Stated goal. Scan the material below for the string "枫叶正当红", and copy every line where it shows up.

Provided records.
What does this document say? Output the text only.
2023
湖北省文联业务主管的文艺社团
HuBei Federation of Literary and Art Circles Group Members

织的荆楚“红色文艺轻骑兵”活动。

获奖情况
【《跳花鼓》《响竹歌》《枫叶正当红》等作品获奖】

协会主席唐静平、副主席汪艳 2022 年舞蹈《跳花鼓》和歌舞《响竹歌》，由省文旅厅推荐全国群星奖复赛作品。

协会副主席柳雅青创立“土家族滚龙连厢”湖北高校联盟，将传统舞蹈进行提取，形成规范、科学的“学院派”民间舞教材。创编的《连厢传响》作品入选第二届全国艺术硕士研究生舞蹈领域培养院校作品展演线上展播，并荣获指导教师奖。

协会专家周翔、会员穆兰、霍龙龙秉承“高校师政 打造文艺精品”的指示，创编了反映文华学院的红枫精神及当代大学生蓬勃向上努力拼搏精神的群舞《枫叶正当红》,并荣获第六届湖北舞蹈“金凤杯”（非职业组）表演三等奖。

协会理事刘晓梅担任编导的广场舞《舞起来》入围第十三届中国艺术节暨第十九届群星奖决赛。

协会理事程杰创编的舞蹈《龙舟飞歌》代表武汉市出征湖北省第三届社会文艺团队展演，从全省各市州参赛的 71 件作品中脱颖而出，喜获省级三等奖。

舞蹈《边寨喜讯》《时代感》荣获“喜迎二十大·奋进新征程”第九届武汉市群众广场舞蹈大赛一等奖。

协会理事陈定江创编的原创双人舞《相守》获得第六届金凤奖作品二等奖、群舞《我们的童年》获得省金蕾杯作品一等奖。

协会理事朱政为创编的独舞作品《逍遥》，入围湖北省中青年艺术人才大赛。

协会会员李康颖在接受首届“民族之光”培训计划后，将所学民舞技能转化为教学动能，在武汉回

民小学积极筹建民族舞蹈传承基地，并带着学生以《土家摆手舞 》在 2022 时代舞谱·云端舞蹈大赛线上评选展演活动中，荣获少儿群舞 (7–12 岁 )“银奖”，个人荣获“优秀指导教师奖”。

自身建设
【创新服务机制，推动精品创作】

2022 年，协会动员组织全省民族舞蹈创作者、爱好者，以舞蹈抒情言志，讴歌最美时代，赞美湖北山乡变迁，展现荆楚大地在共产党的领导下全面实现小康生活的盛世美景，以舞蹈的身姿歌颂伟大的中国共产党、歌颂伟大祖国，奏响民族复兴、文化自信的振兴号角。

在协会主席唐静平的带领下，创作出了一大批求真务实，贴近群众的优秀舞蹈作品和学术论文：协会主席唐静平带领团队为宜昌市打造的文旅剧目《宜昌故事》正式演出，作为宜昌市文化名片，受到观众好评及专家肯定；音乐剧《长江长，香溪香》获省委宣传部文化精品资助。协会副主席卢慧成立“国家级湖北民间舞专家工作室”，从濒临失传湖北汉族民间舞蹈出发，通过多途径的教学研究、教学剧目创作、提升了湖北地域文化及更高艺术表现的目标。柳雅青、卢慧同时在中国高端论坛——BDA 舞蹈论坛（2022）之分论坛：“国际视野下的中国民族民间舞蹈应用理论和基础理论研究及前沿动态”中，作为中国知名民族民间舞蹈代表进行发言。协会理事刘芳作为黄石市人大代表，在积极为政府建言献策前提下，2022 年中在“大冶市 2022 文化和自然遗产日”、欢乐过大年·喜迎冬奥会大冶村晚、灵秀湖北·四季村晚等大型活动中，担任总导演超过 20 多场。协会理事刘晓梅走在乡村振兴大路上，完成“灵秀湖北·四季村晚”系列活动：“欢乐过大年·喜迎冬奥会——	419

Result.
【《跳花鼓》《响竹歌》《枫叶正当红》等作品获奖】
协会专家周翔、会员穆兰、霍龙龙秉承“高校师政 打造文艺精品”的指示，创编了反映文华学院的红枫精神及当代大学生蓬勃向上努力拼搏精神的群舞《枫叶正当红》,并荣获第六届湖北舞蹈“金凤杯”（非职业组）表演三等奖。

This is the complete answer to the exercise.